_Given exercise_: Reproduce the material word for word; the images stay out.

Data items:
● ● ● ● ●

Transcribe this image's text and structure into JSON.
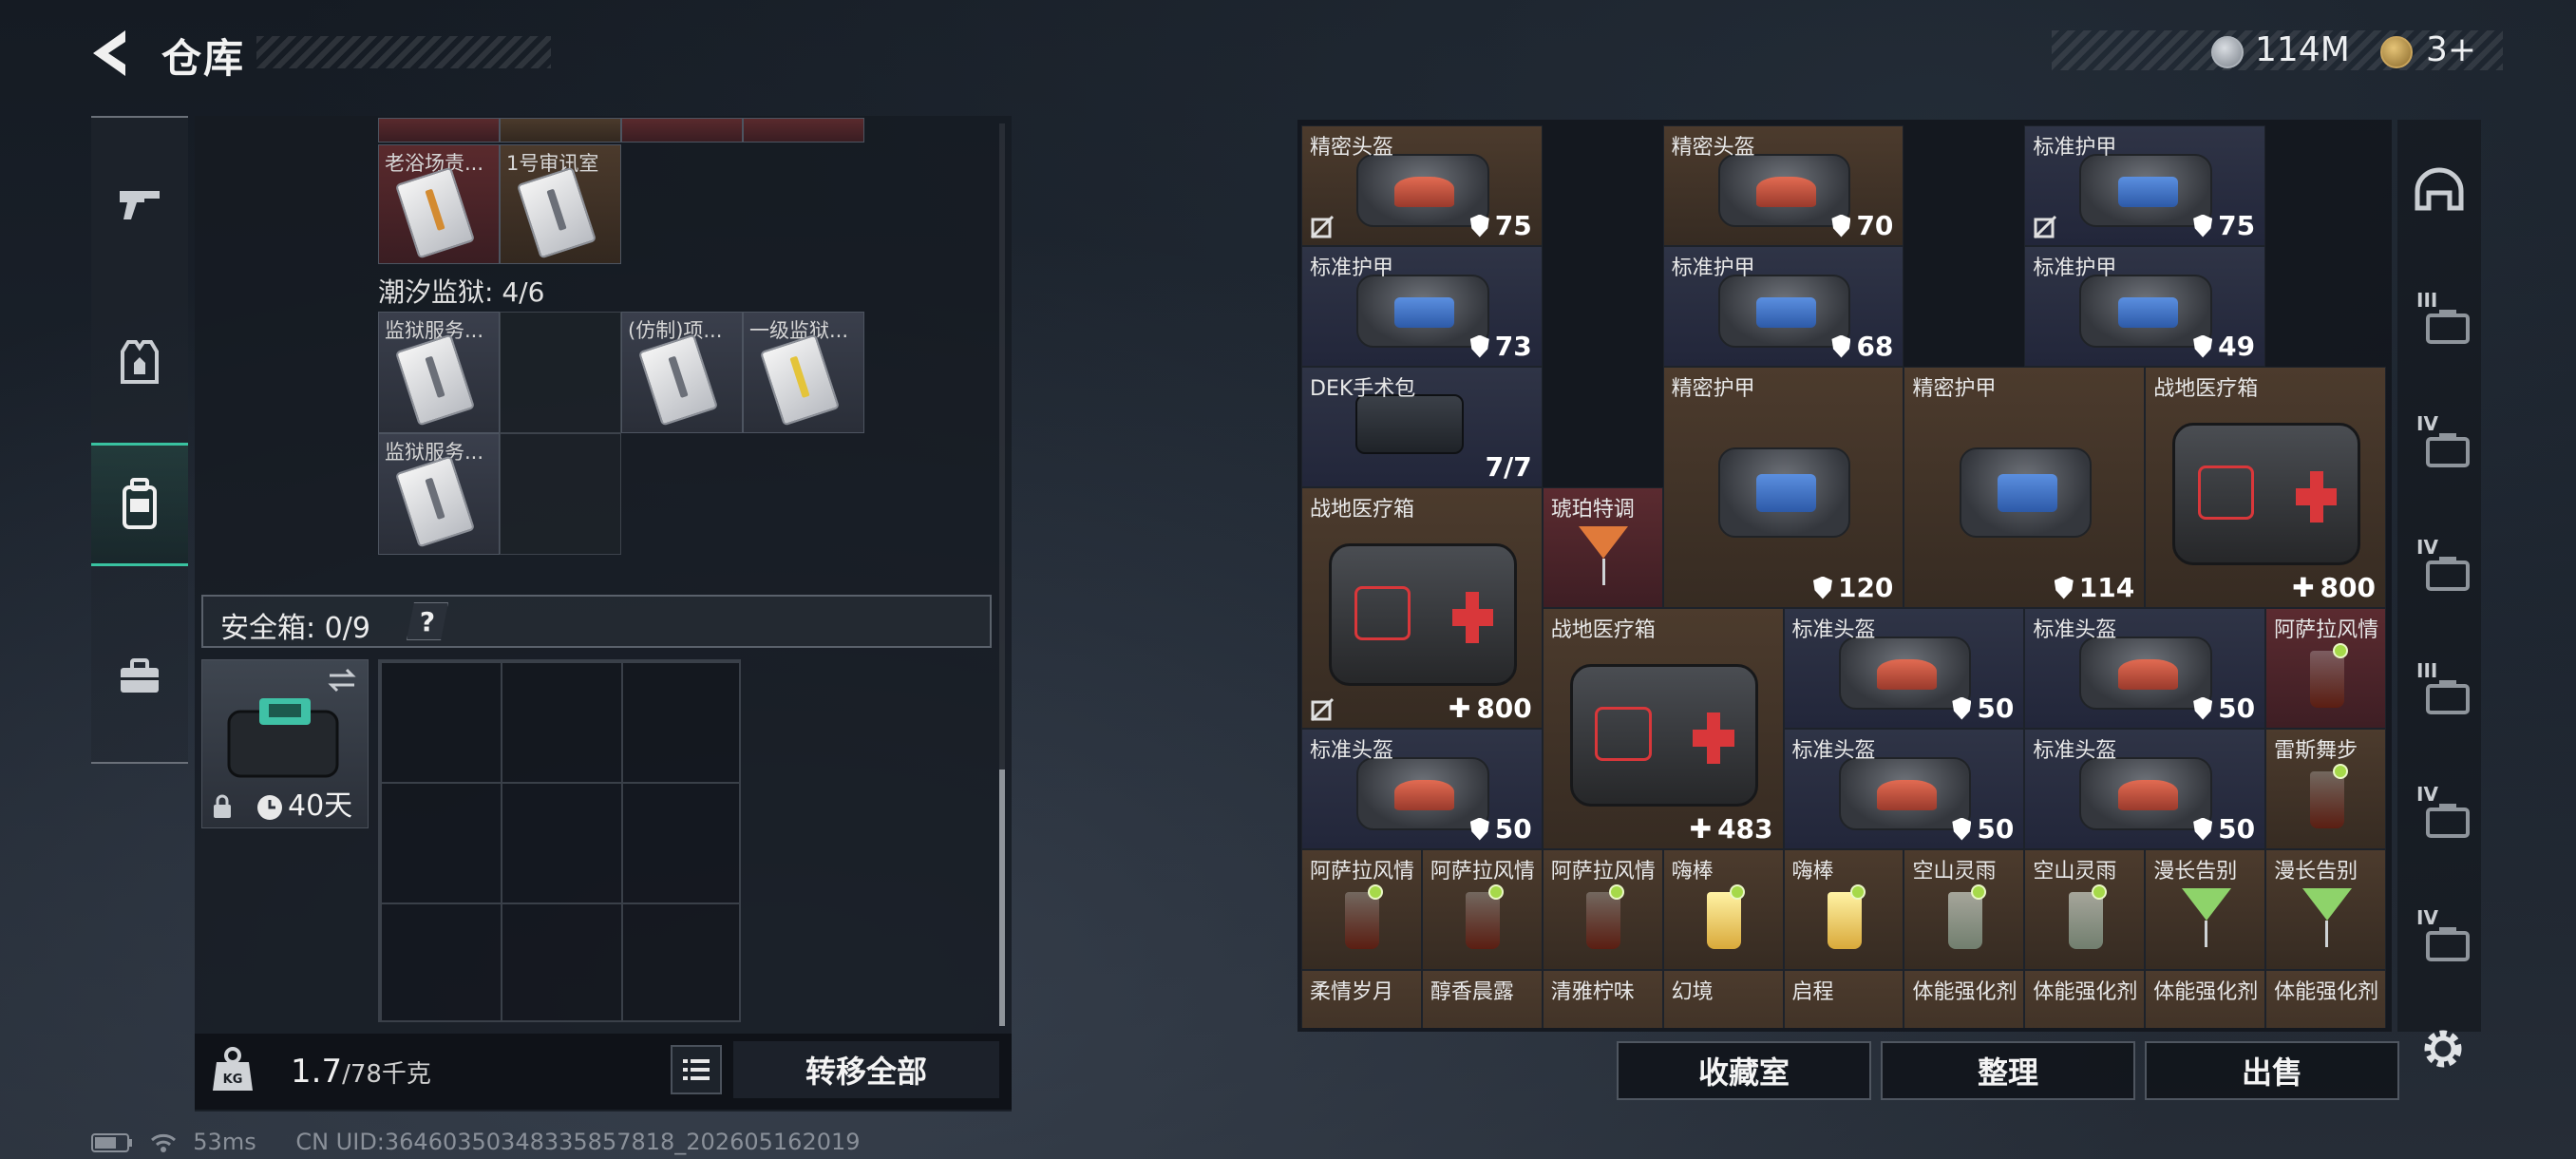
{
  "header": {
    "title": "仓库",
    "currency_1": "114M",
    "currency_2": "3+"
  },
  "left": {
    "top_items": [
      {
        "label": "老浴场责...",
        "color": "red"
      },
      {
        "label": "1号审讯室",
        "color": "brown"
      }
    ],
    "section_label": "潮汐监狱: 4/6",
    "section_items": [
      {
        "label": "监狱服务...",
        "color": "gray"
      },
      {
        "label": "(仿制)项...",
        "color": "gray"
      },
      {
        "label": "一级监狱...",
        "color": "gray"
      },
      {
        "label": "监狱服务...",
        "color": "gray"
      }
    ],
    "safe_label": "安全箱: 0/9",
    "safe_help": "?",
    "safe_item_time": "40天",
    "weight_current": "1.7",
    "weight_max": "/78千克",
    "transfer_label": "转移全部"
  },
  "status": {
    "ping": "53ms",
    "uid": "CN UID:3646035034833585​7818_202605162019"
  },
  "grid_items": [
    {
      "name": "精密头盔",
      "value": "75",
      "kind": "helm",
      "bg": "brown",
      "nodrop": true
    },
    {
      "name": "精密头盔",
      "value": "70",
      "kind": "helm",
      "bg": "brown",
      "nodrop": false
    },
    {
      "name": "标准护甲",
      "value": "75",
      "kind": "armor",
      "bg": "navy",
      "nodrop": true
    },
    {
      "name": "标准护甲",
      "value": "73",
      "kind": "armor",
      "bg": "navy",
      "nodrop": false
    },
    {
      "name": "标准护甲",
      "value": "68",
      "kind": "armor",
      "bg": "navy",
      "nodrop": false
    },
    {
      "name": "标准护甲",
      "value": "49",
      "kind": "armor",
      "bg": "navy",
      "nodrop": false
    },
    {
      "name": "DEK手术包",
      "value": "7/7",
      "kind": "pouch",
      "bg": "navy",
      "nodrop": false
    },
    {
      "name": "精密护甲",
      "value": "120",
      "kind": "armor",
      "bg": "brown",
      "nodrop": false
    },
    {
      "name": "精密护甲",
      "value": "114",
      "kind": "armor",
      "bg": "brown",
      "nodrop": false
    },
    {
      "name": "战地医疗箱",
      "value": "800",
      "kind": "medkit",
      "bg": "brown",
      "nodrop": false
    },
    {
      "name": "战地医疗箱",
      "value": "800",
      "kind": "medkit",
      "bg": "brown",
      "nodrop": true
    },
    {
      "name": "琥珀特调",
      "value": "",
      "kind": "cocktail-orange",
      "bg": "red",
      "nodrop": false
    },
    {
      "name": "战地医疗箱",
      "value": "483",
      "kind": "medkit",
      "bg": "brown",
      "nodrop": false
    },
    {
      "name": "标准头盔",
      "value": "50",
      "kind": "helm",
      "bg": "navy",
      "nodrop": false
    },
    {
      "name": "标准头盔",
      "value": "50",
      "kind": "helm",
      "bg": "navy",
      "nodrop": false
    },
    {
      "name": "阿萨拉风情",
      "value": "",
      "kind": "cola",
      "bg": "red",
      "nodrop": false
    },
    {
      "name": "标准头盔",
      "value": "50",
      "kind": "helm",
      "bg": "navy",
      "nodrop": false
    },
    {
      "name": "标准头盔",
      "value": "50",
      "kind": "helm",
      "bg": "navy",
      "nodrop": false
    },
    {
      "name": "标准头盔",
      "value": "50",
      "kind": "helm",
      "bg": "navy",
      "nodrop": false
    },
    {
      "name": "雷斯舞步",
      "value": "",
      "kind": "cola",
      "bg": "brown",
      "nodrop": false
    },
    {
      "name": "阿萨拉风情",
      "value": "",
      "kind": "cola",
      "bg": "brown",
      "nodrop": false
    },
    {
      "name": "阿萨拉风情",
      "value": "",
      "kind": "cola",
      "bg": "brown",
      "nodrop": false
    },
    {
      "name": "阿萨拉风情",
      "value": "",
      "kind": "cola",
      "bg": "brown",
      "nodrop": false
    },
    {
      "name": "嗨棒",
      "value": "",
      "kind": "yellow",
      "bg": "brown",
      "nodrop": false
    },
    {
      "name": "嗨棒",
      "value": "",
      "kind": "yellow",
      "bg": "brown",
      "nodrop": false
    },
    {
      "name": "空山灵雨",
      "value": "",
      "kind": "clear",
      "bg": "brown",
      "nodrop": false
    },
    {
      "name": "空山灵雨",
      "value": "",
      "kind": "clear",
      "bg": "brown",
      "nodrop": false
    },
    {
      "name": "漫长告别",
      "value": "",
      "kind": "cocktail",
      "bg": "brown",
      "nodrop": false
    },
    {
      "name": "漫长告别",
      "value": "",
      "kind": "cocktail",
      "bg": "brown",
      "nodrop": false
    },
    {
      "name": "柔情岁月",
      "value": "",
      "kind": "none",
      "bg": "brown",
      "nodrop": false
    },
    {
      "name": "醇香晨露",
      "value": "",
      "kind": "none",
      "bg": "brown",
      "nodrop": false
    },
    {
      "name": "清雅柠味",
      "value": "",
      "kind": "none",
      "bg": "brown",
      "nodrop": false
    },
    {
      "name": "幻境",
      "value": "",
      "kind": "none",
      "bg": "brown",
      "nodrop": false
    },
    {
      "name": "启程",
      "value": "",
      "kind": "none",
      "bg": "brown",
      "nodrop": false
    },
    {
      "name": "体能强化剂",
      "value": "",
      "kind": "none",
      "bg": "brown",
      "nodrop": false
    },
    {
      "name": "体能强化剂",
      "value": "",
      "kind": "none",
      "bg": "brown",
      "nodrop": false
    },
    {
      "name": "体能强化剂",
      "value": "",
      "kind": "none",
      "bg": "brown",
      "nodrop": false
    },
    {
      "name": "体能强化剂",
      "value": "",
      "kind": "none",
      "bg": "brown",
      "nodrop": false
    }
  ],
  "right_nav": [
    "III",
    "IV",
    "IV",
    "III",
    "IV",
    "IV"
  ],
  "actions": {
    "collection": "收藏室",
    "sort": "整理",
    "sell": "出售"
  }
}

● ● ● ● ●

_Response to the task_:
Transcribe this image's text and structure into JSON.
{
  "header": {
    "title": "仓库",
    "currency_1": "114M",
    "currency_2": "3+"
  },
  "left": {
    "top_items": [
      {
        "label": "老浴场责...",
        "color": "red"
      },
      {
        "label": "1号审讯室",
        "color": "brown"
      }
    ],
    "section_label": "潮汐监狱: 4/6",
    "section_items": [
      {
        "label": "监狱服务...",
        "color": "gray"
      },
      {
        "label": "(仿制)项...",
        "color": "gray"
      },
      {
        "label": "一级监狱...",
        "color": "gray"
      },
      {
        "label": "监狱服务...",
        "color": "gray"
      }
    ],
    "safe_label": "安全箱: 0/9",
    "safe_help": "?",
    "safe_item_time": "40天",
    "weight_current": "1.7",
    "weight_max": "/78千克",
    "transfer_label": "转移全部"
  },
  "status": {
    "ping": "53ms",
    "uid": "CN UID:3646035034833585​7818_202605162019"
  },
  "grid_items": [
    {
      "name": "精密头盔",
      "value": "75",
      "kind": "helm",
      "bg": "brown",
      "nodrop": true
    },
    {
      "name": "精密头盔",
      "value": "70",
      "kind": "helm",
      "bg": "brown",
      "nodrop": false
    },
    {
      "name": "标准护甲",
      "value": "75",
      "kind": "armor",
      "bg": "navy",
      "nodrop": true
    },
    {
      "name": "标准护甲",
      "value": "73",
      "kind": "armor",
      "bg": "navy",
      "nodrop": false
    },
    {
      "name": "标准护甲",
      "value": "68",
      "kind": "armor",
      "bg": "navy",
      "nodrop": false
    },
    {
      "name": "标准护甲",
      "value": "49",
      "kind": "armor",
      "bg": "navy",
      "nodrop": false
    },
    {
      "name": "DEK手术包",
      "value": "7/7",
      "kind": "pouch",
      "bg": "navy",
      "nodrop": false
    },
    {
      "name": "精密护甲",
      "value": "120",
      "kind": "armor",
      "bg": "brown",
      "nodrop": false
    },
    {
      "name": "精密护甲",
      "value": "114",
      "kind": "armor",
      "bg": "brown",
      "nodrop": false
    },
    {
      "name": "战地医疗箱",
      "value": "800",
      "kind": "medkit",
      "bg": "brown",
      "nodrop": false
    },
    {
      "name": "战地医疗箱",
      "value": "800",
      "kind": "medkit",
      "bg": "brown",
      "nodrop": true
    },
    {
      "name": "琥珀特调",
      "value": "",
      "kind": "cocktail-orange",
      "bg": "red",
      "nodrop": false
    },
    {
      "name": "战地医疗箱",
      "value": "483",
      "kind": "medkit",
      "bg": "brown",
      "nodrop": false
    },
    {
      "name": "标准头盔",
      "value": "50",
      "kind": "helm",
      "bg": "navy",
      "nodrop": false
    },
    {
      "name": "标准头盔",
      "value": "50",
      "kind": "helm",
      "bg": "navy",
      "nodrop": false
    },
    {
      "name": "阿萨拉风情",
      "value": "",
      "kind": "cola",
      "bg": "red",
      "nodrop": false
    },
    {
      "name": "标准头盔",
      "value": "50",
      "kind": "helm",
      "bg": "navy",
      "nodrop": false
    },
    {
      "name": "标准头盔",
      "value": "50",
      "kind": "helm",
      "bg": "navy",
      "nodrop": false
    },
    {
      "name": "标准头盔",
      "value": "50",
      "kind": "helm",
      "bg": "navy",
      "nodrop": false
    },
    {
      "name": "雷斯舞步",
      "value": "",
      "kind": "cola",
      "bg": "brown",
      "nodrop": false
    },
    {
      "name": "阿萨拉风情",
      "value": "",
      "kind": "cola",
      "bg": "brown",
      "nodrop": false
    },
    {
      "name": "阿萨拉风情",
      "value": "",
      "kind": "cola",
      "bg": "brown",
      "nodrop": false
    },
    {
      "name": "阿萨拉风情",
      "value": "",
      "kind": "cola",
      "bg": "brown",
      "nodrop": false
    },
    {
      "name": "嗨棒",
      "value": "",
      "kind": "yellow",
      "bg": "brown",
      "nodrop": false
    },
    {
      "name": "嗨棒",
      "value": "",
      "kind": "yellow",
      "bg": "brown",
      "nodrop": false
    },
    {
      "name": "空山灵雨",
      "value": "",
      "kind": "clear",
      "bg": "brown",
      "nodrop": false
    },
    {
      "name": "空山灵雨",
      "value": "",
      "kind": "clear",
      "bg": "brown",
      "nodrop": false
    },
    {
      "name": "漫长告别",
      "value": "",
      "kind": "cocktail",
      "bg": "brown",
      "nodrop": false
    },
    {
      "name": "漫长告别",
      "value": "",
      "kind": "cocktail",
      "bg": "brown",
      "nodrop": false
    },
    {
      "name": "柔情岁月",
      "value": "",
      "kind": "none",
      "bg": "brown",
      "nodrop": false
    },
    {
      "name": "醇香晨露",
      "value": "",
      "kind": "none",
      "bg": "brown",
      "nodrop": false
    },
    {
      "name": "清雅柠味",
      "value": "",
      "kind": "none",
      "bg": "brown",
      "nodrop": false
    },
    {
      "name": "幻境",
      "value": "",
      "kind": "none",
      "bg": "brown",
      "nodrop": false
    },
    {
      "name": "启程",
      "value": "",
      "kind": "none",
      "bg": "brown",
      "nodrop": false
    },
    {
      "name": "体能强化剂",
      "value": "",
      "kind": "none",
      "bg": "brown",
      "nodrop": false
    },
    {
      "name": "体能强化剂",
      "value": "",
      "kind": "none",
      "bg": "brown",
      "nodrop": false
    },
    {
      "name": "体能强化剂",
      "value": "",
      "kind": "none",
      "bg": "brown",
      "nodrop": false
    },
    {
      "name": "体能强化剂",
      "value": "",
      "kind": "none",
      "bg": "brown",
      "nodrop": false
    }
  ],
  "right_nav": [
    "III",
    "IV",
    "IV",
    "III",
    "IV",
    "IV"
  ],
  "actions": {
    "collection": "收藏室",
    "sort": "整理",
    "sell": "出售"
  }
}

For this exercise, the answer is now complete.